Task directions: The listing below should be written out exactly; please include all of it.

BEGIN Records supplied

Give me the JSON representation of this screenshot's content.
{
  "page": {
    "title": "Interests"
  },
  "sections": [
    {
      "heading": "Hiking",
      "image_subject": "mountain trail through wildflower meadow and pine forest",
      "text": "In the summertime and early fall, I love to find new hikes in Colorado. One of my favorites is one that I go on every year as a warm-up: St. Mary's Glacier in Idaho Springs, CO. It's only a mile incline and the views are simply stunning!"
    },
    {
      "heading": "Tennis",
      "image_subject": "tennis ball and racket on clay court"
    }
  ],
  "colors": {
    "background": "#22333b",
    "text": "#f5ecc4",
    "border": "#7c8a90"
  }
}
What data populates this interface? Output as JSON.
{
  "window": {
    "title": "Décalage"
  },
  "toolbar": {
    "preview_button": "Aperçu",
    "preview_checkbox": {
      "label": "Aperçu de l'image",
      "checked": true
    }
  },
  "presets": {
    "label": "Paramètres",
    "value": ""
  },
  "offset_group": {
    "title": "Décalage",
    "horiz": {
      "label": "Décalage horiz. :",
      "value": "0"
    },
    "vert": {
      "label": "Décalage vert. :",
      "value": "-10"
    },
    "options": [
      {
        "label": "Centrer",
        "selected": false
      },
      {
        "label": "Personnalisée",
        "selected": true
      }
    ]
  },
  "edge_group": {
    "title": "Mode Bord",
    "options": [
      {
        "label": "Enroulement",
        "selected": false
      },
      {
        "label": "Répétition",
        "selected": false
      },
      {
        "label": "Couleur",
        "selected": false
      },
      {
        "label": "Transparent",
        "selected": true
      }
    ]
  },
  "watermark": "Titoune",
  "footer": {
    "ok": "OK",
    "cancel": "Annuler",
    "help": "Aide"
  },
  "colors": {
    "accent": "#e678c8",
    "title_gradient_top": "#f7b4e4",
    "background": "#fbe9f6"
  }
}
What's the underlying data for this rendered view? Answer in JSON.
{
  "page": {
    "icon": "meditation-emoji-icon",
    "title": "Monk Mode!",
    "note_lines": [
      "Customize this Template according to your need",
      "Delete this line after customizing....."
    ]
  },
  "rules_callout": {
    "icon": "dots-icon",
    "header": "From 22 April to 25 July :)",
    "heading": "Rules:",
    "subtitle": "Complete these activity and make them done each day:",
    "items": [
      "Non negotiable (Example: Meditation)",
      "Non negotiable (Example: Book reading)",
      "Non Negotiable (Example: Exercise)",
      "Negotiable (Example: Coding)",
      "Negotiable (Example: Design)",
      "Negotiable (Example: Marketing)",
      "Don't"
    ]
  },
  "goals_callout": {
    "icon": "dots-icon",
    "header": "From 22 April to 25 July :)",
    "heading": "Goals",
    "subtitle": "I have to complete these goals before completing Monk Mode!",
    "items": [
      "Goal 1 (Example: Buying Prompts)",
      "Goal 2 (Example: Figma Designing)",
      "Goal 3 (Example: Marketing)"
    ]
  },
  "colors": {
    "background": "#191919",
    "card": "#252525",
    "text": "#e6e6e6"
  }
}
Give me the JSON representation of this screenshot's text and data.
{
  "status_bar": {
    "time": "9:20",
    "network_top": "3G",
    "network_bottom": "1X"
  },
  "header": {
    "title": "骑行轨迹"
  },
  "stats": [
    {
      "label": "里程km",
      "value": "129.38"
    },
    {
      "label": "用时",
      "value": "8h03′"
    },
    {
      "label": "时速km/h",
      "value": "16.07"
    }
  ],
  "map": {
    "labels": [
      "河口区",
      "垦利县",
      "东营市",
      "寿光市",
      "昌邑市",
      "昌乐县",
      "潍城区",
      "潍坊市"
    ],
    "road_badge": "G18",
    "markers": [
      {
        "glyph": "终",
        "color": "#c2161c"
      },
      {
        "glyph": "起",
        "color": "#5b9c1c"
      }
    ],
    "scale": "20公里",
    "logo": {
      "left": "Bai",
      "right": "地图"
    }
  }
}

END Records supplied

Output for this exercise:
Give me the JSON representation of this screenshot's content.
{
  "page": {
    "title": "Interests"
  },
  "sections": [
    {
      "heading": "Hiking",
      "image_subject": "mountain trail through wildflower meadow and pine forest",
      "text": "In the summertime and early fall, I love to find new hikes in Colorado. One of my favorites is one that I go on every year as a warm-up: St. Mary's Glacier in Idaho Springs, CO. It's only a mile incline and the views are simply stunning!"
    },
    {
      "heading": "Tennis",
      "image_subject": "tennis ball and racket on clay court"
    }
  ],
  "colors": {
    "background": "#22333b",
    "text": "#f5ecc4",
    "border": "#7c8a90"
  }
}
What data populates this interface? Output as JSON.
{
  "window": {
    "title": "Décalage"
  },
  "toolbar": {
    "preview_button": "Aperçu",
    "preview_checkbox": {
      "label": "Aperçu de l'image",
      "checked": true
    }
  },
  "presets": {
    "label": "Paramètres",
    "value": ""
  },
  "offset_group": {
    "title": "Décalage",
    "horiz": {
      "label": "Décalage horiz. :",
      "value": "0"
    },
    "vert": {
      "label": "Décalage vert. :",
      "value": "-10"
    },
    "options": [
      {
        "label": "Centrer",
        "selected": false
      },
      {
        "label": "Personnalisée",
        "selected": true
      }
    ]
  },
  "edge_group": {
    "title": "Mode Bord",
    "options": [
      {
        "label": "Enroulement",
        "selected": false
      },
      {
        "label": "Répétition",
        "selected": false
      },
      {
        "label": "Couleur",
        "selected": false
      },
      {
        "label": "Transparent",
        "selected": true
      }
    ]
  },
  "watermark": "Titoune",
  "footer": {
    "ok": "OK",
    "cancel": "Annuler",
    "help": "Aide"
  },
  "colors": {
    "accent": "#e678c8",
    "title_gradient_top": "#f7b4e4",
    "background": "#fbe9f6"
  }
}
What's the underlying data for this rendered view? Answer in JSON.
{
  "page": {
    "icon": "meditation-emoji-icon",
    "title": "Monk Mode!",
    "note_lines": [
      "Customize this Template according to your need",
      "Delete this line after customizing....."
    ]
  },
  "rules_callout": {
    "icon": "dots-icon",
    "header": "From 22 April to 25 July :)",
    "heading": "Rules:",
    "subtitle": "Complete these activity and make them done each day:",
    "items": [
      "Non negotiable (Example: Meditation)",
      "Non negotiable (Example: Book reading)",
      "Non Negotiable (Example: Exercise)",
      "Negotiable (Example: Coding)",
      "Negotiable (Example: Design)",
      "Negotiable (Example: Marketing)",
      "Don't"
    ]
  },
  "goals_callout": {
    "icon": "dots-icon",
    "header": "From 22 April to 25 July :)",
    "heading": "Goals",
    "subtitle": "I have to complete these goals before completing Monk Mode!",
    "items": [
      "Goal 1 (Example: Buying Prompts)",
      "Goal 2 (Example: Figma Designing)",
      "Goal 3 (Example: Marketing)"
    ]
  },
  "colors": {
    "background": "#191919",
    "card": "#252525",
    "text": "#e6e6e6"
  }
}
Give me the JSON representation of this screenshot's text and data.
{
  "status_bar": {
    "time": "9:20",
    "network_top": "3G",
    "network_bottom": "1X"
  },
  "header": {
    "title": "骑行轨迹"
  },
  "stats": [
    {
      "label": "里程km",
      "value": "129.38"
    },
    {
      "label": "用时",
      "value": "8h03′"
    },
    {
      "label": "时速km/h",
      "value": "16.07"
    }
  ],
  "map": {
    "labels": [
      "河口区",
      "垦利县",
      "东营市",
      "寿光市",
      "昌邑市",
      "昌乐县",
      "潍城区",
      "潍坊市"
    ],
    "road_badge": "G18",
    "markers": [
      {
        "glyph": "终",
        "color": "#c2161c"
      },
      {
        "glyph": "起",
        "color": "#5b9c1c"
      }
    ],
    "scale": "20公里",
    "logo": {
      "left": "Bai",
      "right": "地图"
    }
  }
}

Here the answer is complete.